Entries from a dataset
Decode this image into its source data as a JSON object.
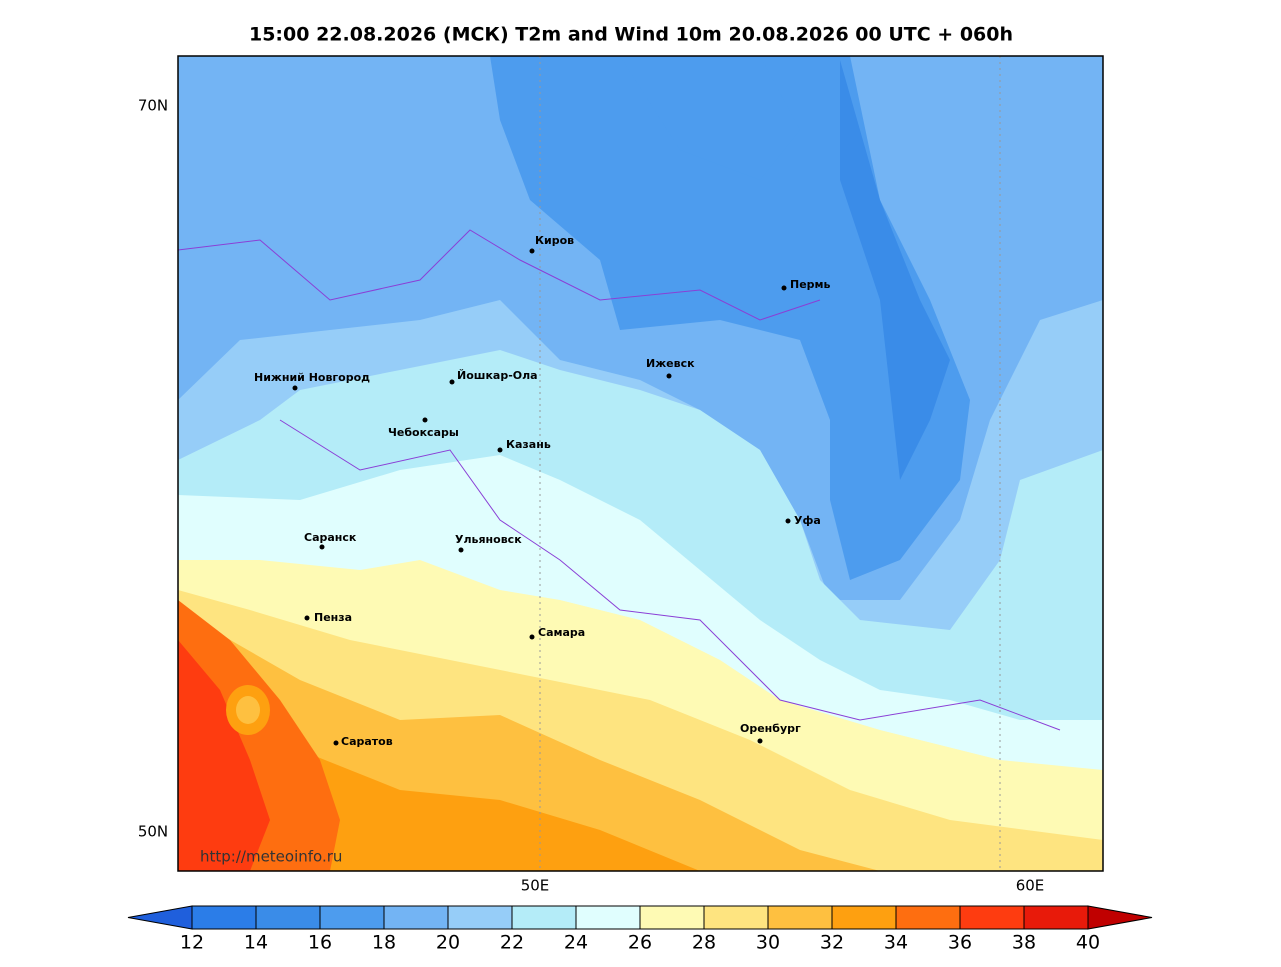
{
  "header": {
    "title": "15:00 22.08.2026 (МСК) T2m and Wind 10m 20.08.2026 00 UTC + 060h"
  },
  "map": {
    "lat_labels": [
      "70N",
      "50N"
    ],
    "lon_labels": [
      "50E",
      "60E"
    ],
    "cities": [
      "Киров",
      "Пермь",
      "Ижевск",
      "Нижний Новгород",
      "Йошкар-Ола",
      "Чебоксары",
      "Казань",
      "Уфа",
      "Саранск",
      "Ульяновск",
      "Пенза",
      "Самара",
      "Оренбург",
      "Саратов"
    ],
    "watermark": "http://meteoinfo.ru"
  },
  "colorbar": {
    "levels": [
      12,
      14,
      16,
      18,
      20,
      22,
      24,
      26,
      28,
      30,
      32,
      34,
      36,
      38,
      40
    ],
    "colors": [
      "#1f5fdc",
      "#2b7de8",
      "#3a8ce8",
      "#4d9cee",
      "#73b4f4",
      "#96cdf8",
      "#b4ecf8",
      "#e0fefe",
      "#fefab4",
      "#fee480",
      "#fec040",
      "#fea010",
      "#fe6e10",
      "#fe3c10",
      "#e81a0a",
      "#c00000"
    ]
  }
}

**Exercise prompt**:
Restate the records word for word, omitting images.

**The reply**:
Decode this image into its source data as a JSON object.
{
  "header": {
    "title": "15:00 22.08.2026 (МСК) T2m and Wind 10m 20.08.2026 00 UTC + 060h"
  },
  "map": {
    "lat_labels": [
      "70N",
      "50N"
    ],
    "lon_labels": [
      "50E",
      "60E"
    ],
    "cities": [
      "Киров",
      "Пермь",
      "Ижевск",
      "Нижний Новгород",
      "Йошкар-Ола",
      "Чебоксары",
      "Казань",
      "Уфа",
      "Саранск",
      "Ульяновск",
      "Пенза",
      "Самара",
      "Оренбург",
      "Саратов"
    ],
    "watermark": "http://meteoinfo.ru"
  },
  "colorbar": {
    "levels": [
      12,
      14,
      16,
      18,
      20,
      22,
      24,
      26,
      28,
      30,
      32,
      34,
      36,
      38,
      40
    ],
    "colors": [
      "#1f5fdc",
      "#2b7de8",
      "#3a8ce8",
      "#4d9cee",
      "#73b4f4",
      "#96cdf8",
      "#b4ecf8",
      "#e0fefe",
      "#fefab4",
      "#fee480",
      "#fec040",
      "#fea010",
      "#fe6e10",
      "#fe3c10",
      "#e81a0a",
      "#c00000"
    ]
  }
}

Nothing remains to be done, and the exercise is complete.